Data for this task:
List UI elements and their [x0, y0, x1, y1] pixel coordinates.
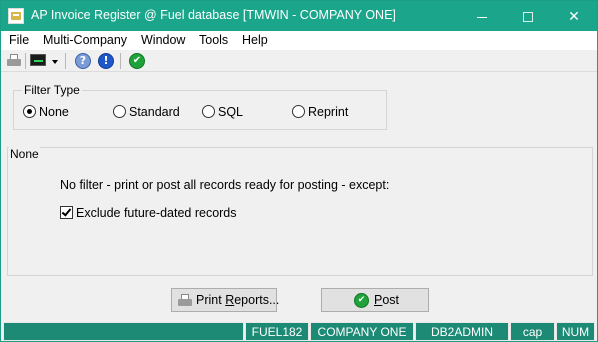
- menu-window[interactable]: Window: [141, 33, 185, 47]
- title-bar: AP Invoice Register @ Fuel database [TMW…: [1, 1, 597, 31]
- menu-multi-company[interactable]: Multi-Company: [43, 33, 127, 47]
- close-button[interactable]: ✕: [551, 1, 597, 31]
- print-reports-button[interactable]: Print Reports...: [171, 288, 280, 312]
- exclude-future-label[interactable]: Exclude future-dated records: [76, 206, 237, 220]
- toolbar-separator: [25, 53, 26, 69]
- close-icon: ✕: [568, 8, 580, 24]
- status-num: NUM: [556, 322, 595, 341]
- printer-icon: [177, 293, 193, 309]
- exclude-future-checkbox[interactable]: [60, 206, 73, 219]
- info-icon[interactable]: !: [98, 53, 114, 69]
- maximize-icon: [523, 12, 533, 23]
- status-user: DB2ADMIN: [415, 322, 509, 341]
- minimize-button[interactable]: [459, 1, 505, 31]
- minimize-icon: [477, 16, 487, 18]
- monitor-icon[interactable]: [30, 53, 46, 69]
- filter-panel-label: None: [9, 147, 40, 161]
- toolbar-separator: [65, 53, 66, 69]
- check-icon[interactable]: ✔: [129, 53, 145, 69]
- toolbar-separator: [120, 53, 121, 69]
- filter-type-label: Filter Type: [22, 83, 82, 97]
- radio-button[interactable]: [202, 105, 215, 118]
- maximize-button[interactable]: [505, 1, 551, 31]
- radio-button[interactable]: [113, 105, 126, 118]
- menu-tools[interactable]: Tools: [199, 33, 228, 47]
- check-mark-icon: [61, 206, 72, 217]
- post-label: Post: [374, 293, 400, 307]
- status-company: COMPANY ONE: [310, 322, 414, 341]
- status-server: FUEL182: [245, 322, 309, 341]
- menu-file[interactable]: File: [9, 33, 29, 47]
- window-title: AP Invoice Register @ Fuel database [TMW…: [31, 8, 396, 22]
- post-button[interactable]: ✔ Post: [321, 288, 429, 312]
- status-caps: cap: [510, 322, 555, 341]
- radio-button[interactable]: [23, 105, 36, 118]
- app-window: AP Invoice Register @ Fuel database [TMW…: [0, 0, 598, 342]
- radio-button[interactable]: [292, 105, 305, 118]
- status-bar: FUEL182 COMPANY ONE DB2ADMIN cap NUM: [1, 322, 597, 341]
- check-icon: ✔: [354, 293, 370, 309]
- filter-description: No filter - print or post all records re…: [60, 178, 390, 192]
- print-reports-label: Print Reports...: [196, 293, 280, 307]
- menu-help[interactable]: Help: [242, 33, 268, 47]
- app-icon[interactable]: [8, 8, 24, 24]
- printer-icon[interactable]: [6, 53, 22, 69]
- help-icon[interactable]: ?: [75, 53, 91, 69]
- toolbar: ? ! ✔: [1, 50, 597, 72]
- status-segment-blank: [3, 322, 244, 341]
- chevron-down-icon[interactable]: [52, 60, 58, 64]
- menu-bar: File Multi-Company Window Tools Help: [1, 31, 597, 50]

Given exercise:
Copy out every one of the lines above word for word, leaving out the pictures.

Solution for this problem:
List UI elements and their [x0, y0, x1, y1] pixel coordinates.
- menu-window[interactable]: Window: [141, 33, 185, 47]
- title-bar: AP Invoice Register @ Fuel database [TMW…: [1, 1, 597, 31]
- menu-multi-company[interactable]: Multi-Company: [43, 33, 127, 47]
- close-button[interactable]: ✕: [551, 1, 597, 31]
- print-reports-button[interactable]: Print Reports...: [171, 288, 280, 312]
- exclude-future-label[interactable]: Exclude future-dated records: [76, 206, 237, 220]
- toolbar-separator: [25, 53, 26, 69]
- close-icon: ✕: [568, 8, 580, 24]
- status-num: NUM: [556, 322, 595, 341]
- printer-icon: [177, 293, 193, 309]
- exclude-future-checkbox[interactable]: [60, 206, 73, 219]
- info-icon[interactable]: !: [98, 53, 114, 69]
- maximize-icon: [523, 12, 533, 23]
- status-user: DB2ADMIN: [415, 322, 509, 341]
- minimize-button[interactable]: [459, 1, 505, 31]
- minimize-icon: [477, 16, 487, 18]
- monitor-icon[interactable]: [30, 53, 46, 69]
- filter-panel-label: None: [9, 147, 40, 161]
- toolbar-separator: [65, 53, 66, 69]
- check-icon[interactable]: ✔: [129, 53, 145, 69]
- toolbar-separator: [120, 53, 121, 69]
- filter-type-label: Filter Type: [22, 83, 82, 97]
- radio-button[interactable]: [202, 105, 215, 118]
- maximize-button[interactable]: [505, 1, 551, 31]
- radio-button[interactable]: [113, 105, 126, 118]
- menu-tools[interactable]: Tools: [199, 33, 228, 47]
- check-mark-icon: [61, 206, 72, 217]
- post-label: Post: [374, 293, 400, 307]
- status-company: COMPANY ONE: [310, 322, 414, 341]
- status-server: FUEL182: [245, 322, 309, 341]
- menu-file[interactable]: File: [9, 33, 29, 47]
- window-title: AP Invoice Register @ Fuel database [TMW…: [31, 8, 396, 22]
- post-button[interactable]: ✔ Post: [321, 288, 429, 312]
- status-caps: cap: [510, 322, 555, 341]
- radio-button[interactable]: [23, 105, 36, 118]
- app-window: AP Invoice Register @ Fuel database [TMW…: [0, 0, 598, 342]
- radio-button[interactable]: [292, 105, 305, 118]
- status-bar: FUEL182 COMPANY ONE DB2ADMIN cap NUM: [1, 322, 597, 341]
- check-icon: ✔: [354, 293, 370, 309]
- filter-description: No filter - print or post all records re…: [60, 178, 390, 192]
- print-reports-label: Print Reports...: [196, 293, 280, 307]
- menu-help[interactable]: Help: [242, 33, 268, 47]
- app-icon[interactable]: [8, 8, 24, 24]
- printer-icon[interactable]: [6, 53, 22, 69]
- help-icon[interactable]: ?: [75, 53, 91, 69]
- toolbar: ? ! ✔: [1, 50, 597, 72]
- status-segment-blank: [3, 322, 244, 341]
- chevron-down-icon[interactable]: [52, 60, 58, 64]
- menu-bar: File Multi-Company Window Tools Help: [1, 31, 597, 50]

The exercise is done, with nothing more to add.